Extract the listing in its entirety, keeping each line identical to the original.
------------------------------
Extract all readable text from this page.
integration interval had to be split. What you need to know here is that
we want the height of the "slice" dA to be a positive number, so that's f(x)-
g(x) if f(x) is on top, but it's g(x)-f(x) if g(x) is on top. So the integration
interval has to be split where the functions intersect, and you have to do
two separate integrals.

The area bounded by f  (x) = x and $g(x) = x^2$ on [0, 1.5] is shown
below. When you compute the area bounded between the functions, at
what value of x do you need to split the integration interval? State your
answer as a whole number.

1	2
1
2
------------------------------
Response to this task:
Extract all readable text from this page.
integration interval had to be split. What you need to know here is that
we want the height of the "slice" dA to be a positive number, so that's f(x)-
g(x) if f(x) is on top, but it's g(x)-f(x) if g(x) is on top. So the integration
interval has to be split where the functions intersect, and you have to do
two separate integrals.

The area bounded by f  (x) = x and $g(x) = x^2$ on [0, 1.5] is shown
below. When you compute the area bounded between the functions, at
what value of x do you need to split the integration interval? State your
answer as a whole number.

1	2
1
2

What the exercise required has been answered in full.